Work to do | Output a single figure: the number of lines in which the word "青春更多" appears.
-- Start of Source data --
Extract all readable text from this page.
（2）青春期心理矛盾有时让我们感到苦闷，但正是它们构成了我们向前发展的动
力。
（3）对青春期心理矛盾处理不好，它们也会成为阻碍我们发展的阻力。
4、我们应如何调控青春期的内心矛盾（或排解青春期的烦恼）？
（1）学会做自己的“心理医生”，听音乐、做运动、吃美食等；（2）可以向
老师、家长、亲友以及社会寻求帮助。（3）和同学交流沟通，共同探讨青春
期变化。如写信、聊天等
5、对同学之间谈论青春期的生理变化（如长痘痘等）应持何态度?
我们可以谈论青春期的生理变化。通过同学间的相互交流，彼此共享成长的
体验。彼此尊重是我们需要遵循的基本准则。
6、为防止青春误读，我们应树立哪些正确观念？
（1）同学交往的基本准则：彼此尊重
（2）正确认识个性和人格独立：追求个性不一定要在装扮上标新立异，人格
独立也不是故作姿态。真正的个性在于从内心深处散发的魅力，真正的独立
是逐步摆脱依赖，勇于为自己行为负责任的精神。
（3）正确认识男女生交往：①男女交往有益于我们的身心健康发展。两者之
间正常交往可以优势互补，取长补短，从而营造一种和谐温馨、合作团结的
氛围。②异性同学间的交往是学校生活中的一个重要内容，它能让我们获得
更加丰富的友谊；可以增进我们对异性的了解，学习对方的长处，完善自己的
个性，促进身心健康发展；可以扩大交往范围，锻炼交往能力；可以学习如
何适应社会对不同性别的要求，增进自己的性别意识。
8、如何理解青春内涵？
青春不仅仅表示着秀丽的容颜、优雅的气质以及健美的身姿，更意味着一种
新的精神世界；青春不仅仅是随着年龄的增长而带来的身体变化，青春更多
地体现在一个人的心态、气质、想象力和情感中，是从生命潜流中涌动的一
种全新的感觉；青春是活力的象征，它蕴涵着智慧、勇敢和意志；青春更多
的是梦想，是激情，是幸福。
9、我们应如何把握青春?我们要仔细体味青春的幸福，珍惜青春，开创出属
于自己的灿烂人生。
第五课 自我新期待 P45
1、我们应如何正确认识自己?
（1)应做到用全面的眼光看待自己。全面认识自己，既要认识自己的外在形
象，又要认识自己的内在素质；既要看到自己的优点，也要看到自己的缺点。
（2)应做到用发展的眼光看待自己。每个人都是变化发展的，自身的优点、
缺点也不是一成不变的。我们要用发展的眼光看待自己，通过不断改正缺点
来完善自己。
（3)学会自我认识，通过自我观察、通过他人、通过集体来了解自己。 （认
-- End of Source data --
Correct answer | 2